Your task ▸ Look through the data and write out every line with the word "structured" in it.

Provided information ▸
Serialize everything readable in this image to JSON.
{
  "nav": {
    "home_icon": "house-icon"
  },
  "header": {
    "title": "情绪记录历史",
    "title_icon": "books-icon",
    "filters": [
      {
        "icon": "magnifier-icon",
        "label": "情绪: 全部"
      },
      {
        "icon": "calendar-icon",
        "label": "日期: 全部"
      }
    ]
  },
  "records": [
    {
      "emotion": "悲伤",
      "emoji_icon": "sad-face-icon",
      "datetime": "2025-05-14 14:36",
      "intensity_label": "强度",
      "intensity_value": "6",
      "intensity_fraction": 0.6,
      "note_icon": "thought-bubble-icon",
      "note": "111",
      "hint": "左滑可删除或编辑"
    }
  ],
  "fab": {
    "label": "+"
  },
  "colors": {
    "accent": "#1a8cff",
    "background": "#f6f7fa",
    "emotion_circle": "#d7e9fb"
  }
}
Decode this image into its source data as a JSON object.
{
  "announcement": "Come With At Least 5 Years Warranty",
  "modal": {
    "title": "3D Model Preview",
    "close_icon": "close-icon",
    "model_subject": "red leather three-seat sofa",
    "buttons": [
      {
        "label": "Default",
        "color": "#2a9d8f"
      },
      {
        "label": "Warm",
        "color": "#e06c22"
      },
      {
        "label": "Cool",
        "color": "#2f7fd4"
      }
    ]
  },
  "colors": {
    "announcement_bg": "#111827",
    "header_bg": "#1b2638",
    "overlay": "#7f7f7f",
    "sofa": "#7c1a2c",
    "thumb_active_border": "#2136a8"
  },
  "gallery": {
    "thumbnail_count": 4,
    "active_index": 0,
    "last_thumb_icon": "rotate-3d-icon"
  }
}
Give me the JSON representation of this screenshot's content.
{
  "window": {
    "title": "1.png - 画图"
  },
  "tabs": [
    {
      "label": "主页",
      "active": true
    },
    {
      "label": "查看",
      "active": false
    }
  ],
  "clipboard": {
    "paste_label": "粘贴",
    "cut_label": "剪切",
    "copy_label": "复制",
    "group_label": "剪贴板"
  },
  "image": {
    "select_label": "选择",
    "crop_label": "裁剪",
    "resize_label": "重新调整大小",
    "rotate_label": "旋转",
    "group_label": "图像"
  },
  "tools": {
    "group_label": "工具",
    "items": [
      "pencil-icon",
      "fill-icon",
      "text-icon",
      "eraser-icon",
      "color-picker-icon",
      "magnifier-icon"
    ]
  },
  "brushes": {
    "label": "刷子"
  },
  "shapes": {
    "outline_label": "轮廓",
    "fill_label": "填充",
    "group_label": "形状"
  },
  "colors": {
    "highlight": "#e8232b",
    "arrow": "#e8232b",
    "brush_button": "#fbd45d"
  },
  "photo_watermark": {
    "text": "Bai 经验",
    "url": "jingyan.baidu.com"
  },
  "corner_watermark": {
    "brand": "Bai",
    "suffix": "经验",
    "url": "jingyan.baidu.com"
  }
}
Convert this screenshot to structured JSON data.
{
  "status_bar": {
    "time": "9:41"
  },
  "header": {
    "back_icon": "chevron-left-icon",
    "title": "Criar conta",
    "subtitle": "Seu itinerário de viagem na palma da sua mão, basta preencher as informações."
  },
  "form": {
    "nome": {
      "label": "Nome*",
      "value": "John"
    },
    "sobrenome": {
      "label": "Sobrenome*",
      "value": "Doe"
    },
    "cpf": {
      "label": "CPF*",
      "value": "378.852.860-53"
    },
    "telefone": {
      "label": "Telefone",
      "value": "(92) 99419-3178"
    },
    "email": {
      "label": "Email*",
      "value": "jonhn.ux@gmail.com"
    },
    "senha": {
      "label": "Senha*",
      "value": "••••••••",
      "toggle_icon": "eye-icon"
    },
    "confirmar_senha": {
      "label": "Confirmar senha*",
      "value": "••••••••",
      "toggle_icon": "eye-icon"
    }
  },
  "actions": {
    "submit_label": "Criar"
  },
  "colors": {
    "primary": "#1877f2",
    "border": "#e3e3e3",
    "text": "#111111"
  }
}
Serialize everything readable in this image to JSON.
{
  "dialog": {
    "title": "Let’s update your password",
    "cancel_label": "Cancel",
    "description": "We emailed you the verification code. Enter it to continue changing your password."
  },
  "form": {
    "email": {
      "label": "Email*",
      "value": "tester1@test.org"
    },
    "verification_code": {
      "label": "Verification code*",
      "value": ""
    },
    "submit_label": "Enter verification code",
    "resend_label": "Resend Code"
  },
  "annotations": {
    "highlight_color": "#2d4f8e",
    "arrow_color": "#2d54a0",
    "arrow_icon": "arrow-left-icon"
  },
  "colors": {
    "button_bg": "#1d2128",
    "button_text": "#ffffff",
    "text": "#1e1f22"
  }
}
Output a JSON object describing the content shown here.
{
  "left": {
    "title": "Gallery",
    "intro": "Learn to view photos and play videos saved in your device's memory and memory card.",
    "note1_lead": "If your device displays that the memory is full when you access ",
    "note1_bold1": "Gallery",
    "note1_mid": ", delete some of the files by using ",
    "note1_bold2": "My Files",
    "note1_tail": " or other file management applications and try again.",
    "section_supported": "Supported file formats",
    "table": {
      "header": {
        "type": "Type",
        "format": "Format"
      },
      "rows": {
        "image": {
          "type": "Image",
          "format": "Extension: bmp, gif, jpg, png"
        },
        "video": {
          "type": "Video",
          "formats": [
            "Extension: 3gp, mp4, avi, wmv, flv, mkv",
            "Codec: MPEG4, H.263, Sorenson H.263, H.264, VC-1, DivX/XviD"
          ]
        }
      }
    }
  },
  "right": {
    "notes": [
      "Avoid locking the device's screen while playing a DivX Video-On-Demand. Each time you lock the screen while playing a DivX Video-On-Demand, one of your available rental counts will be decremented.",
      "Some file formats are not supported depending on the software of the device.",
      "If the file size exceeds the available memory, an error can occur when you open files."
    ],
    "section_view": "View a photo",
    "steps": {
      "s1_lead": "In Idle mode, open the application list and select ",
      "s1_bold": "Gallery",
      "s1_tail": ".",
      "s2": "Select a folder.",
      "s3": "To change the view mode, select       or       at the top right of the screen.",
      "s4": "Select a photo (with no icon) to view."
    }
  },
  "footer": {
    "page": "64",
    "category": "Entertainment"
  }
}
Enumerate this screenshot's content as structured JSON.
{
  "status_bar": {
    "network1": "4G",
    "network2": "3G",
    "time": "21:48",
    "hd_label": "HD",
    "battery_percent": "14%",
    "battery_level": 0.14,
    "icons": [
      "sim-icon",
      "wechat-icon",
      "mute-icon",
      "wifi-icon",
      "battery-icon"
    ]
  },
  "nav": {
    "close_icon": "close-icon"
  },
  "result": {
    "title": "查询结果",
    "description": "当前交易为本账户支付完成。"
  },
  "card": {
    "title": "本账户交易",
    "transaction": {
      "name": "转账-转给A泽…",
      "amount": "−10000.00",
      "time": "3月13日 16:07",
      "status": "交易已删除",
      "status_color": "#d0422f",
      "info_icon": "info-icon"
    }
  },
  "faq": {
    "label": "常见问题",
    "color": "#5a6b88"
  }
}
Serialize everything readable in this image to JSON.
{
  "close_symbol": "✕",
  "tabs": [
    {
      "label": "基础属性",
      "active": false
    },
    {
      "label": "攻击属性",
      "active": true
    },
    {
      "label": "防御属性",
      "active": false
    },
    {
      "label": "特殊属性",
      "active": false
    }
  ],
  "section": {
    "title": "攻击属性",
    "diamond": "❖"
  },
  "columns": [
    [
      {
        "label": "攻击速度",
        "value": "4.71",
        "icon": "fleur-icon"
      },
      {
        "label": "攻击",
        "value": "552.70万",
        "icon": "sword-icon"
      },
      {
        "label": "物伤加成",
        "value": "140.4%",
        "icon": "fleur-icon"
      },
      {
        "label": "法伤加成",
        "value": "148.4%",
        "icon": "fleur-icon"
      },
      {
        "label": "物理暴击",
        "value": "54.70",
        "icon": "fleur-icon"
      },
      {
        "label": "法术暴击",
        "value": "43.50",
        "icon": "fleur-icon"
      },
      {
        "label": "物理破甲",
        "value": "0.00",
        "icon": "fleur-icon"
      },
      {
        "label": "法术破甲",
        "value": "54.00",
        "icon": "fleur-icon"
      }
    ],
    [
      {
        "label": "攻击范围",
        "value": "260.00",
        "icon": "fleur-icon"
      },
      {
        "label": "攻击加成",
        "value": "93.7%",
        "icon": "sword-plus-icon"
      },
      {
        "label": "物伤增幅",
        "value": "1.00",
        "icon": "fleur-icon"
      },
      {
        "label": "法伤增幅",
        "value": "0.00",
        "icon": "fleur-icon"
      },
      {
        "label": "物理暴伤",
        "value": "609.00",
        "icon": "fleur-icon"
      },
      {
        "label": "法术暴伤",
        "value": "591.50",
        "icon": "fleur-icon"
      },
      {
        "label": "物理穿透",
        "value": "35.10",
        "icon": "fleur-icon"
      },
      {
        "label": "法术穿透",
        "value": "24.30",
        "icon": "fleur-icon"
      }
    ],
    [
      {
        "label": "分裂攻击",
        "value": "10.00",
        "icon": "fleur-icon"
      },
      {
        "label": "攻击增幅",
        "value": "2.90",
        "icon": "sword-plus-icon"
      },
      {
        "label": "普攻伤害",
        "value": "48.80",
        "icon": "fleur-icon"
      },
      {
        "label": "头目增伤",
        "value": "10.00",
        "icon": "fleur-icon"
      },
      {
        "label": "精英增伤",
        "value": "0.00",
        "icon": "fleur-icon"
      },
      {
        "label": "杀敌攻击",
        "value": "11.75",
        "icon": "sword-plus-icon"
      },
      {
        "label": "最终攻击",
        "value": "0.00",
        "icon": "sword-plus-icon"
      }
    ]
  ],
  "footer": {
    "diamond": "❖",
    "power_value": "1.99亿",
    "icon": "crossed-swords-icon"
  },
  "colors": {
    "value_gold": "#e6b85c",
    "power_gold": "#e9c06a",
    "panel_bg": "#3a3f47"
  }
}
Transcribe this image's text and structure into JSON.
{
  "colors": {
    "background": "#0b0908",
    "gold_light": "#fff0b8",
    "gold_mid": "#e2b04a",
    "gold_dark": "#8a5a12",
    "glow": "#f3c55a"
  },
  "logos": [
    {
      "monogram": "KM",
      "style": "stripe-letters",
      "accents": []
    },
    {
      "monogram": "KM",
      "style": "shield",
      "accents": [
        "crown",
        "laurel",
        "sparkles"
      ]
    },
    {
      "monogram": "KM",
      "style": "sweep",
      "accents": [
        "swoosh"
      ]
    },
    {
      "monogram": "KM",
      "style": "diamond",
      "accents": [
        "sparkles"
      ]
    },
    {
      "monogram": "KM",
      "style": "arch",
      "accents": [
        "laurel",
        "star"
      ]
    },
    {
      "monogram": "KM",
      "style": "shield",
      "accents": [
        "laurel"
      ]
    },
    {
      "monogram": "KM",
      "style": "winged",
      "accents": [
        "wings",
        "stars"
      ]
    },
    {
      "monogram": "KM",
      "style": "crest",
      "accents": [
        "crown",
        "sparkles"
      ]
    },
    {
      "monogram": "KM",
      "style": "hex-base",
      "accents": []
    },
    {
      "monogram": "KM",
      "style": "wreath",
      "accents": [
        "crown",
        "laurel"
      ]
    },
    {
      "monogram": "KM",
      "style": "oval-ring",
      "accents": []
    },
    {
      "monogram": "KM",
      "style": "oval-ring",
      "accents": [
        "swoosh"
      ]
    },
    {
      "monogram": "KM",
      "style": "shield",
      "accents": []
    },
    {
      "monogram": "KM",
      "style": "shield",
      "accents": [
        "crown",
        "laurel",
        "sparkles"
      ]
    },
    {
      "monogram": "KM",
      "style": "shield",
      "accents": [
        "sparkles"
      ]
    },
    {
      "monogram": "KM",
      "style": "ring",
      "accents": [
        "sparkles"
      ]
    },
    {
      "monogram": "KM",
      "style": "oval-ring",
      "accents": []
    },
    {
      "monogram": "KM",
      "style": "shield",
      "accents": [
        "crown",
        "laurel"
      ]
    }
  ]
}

Result below ▸
Convert this screenshot to structured JSON data.
Enumerate this screenshot's content as structured JSON.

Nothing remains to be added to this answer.